YOUR GOAL: Skip the pictures. Transcribe the rest of the data below without changing a word.

INPUT ROWS:
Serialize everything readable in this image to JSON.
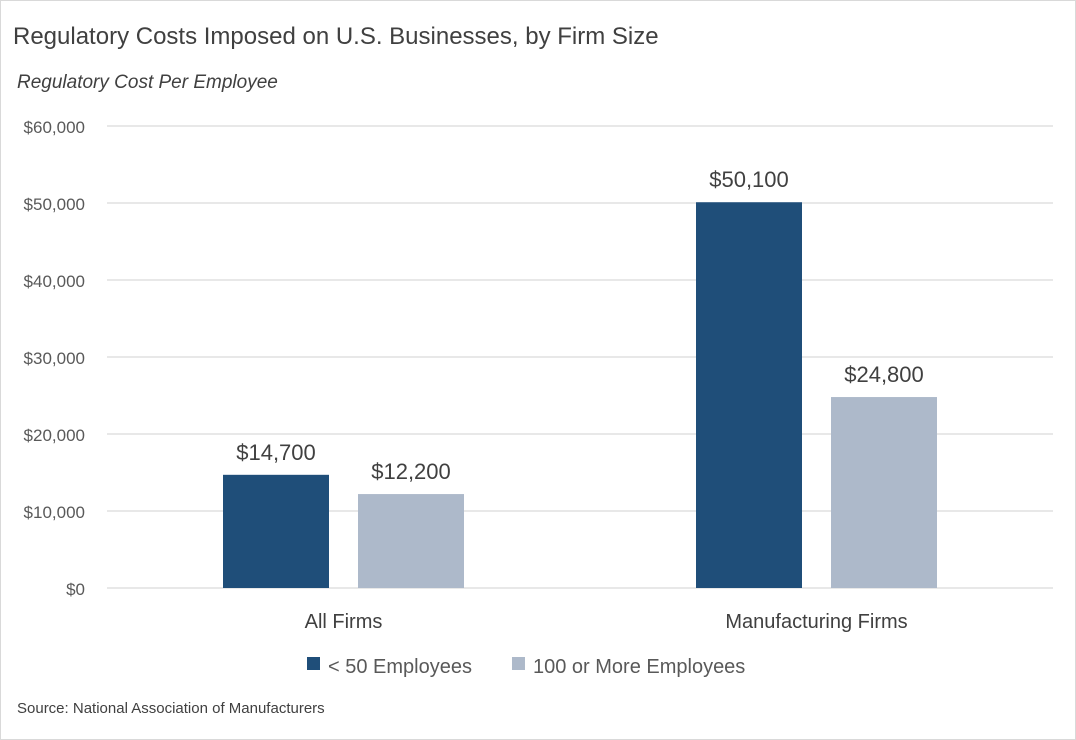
{
  "chart_data": {
    "type": "bar",
    "title": "Regulatory Costs Imposed on U.S. Businesses, by Firm Size",
    "subtitle": "Regulatory Cost Per Employee",
    "categories": [
      "All Firms",
      "Manufacturing Firms"
    ],
    "series": [
      {
        "name": "< 50 Employees",
        "values": [
          14700,
          50100
        ],
        "labels": [
          "$14,700",
          "$50,100"
        ],
        "color": "#1f4e79"
      },
      {
        "name": "100 or More Employees",
        "values": [
          12200,
          24800
        ],
        "labels": [
          "$12,200",
          "$24,800"
        ],
        "color": "#adb9ca"
      }
    ],
    "ylim": [
      0,
      60000
    ],
    "yticks": [
      0,
      10000,
      20000,
      30000,
      40000,
      50000,
      60000
    ],
    "ytick_labels": [
      "$0",
      "$10,000",
      "$20,000",
      "$30,000",
      "$40,000",
      "$50,000",
      "$60,000"
    ],
    "grid": true,
    "legend_position": "bottom",
    "source": "Source: National Association of Manufacturers"
  }
}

PROBLEM SOLUTION:
Serialize everything readable in this image to JSON.
{
  "chart_data": {
    "type": "bar",
    "title": "Regulatory Costs Imposed on U.S. Businesses, by Firm Size",
    "subtitle": "Regulatory Cost Per Employee",
    "categories": [
      "All Firms",
      "Manufacturing Firms"
    ],
    "series": [
      {
        "name": "< 50 Employees",
        "values": [
          14700,
          50100
        ],
        "labels": [
          "$14,700",
          "$50,100"
        ],
        "color": "#1f4e79"
      },
      {
        "name": "100 or More Employees",
        "values": [
          12200,
          24800
        ],
        "labels": [
          "$12,200",
          "$24,800"
        ],
        "color": "#adb9ca"
      }
    ],
    "ylim": [
      0,
      60000
    ],
    "yticks": [
      0,
      10000,
      20000,
      30000,
      40000,
      50000,
      60000
    ],
    "ytick_labels": [
      "$0",
      "$10,000",
      "$20,000",
      "$30,000",
      "$40,000",
      "$50,000",
      "$60,000"
    ],
    "grid": true,
    "legend_position": "bottom",
    "source": "Source: National Association of Manufacturers"
  }
}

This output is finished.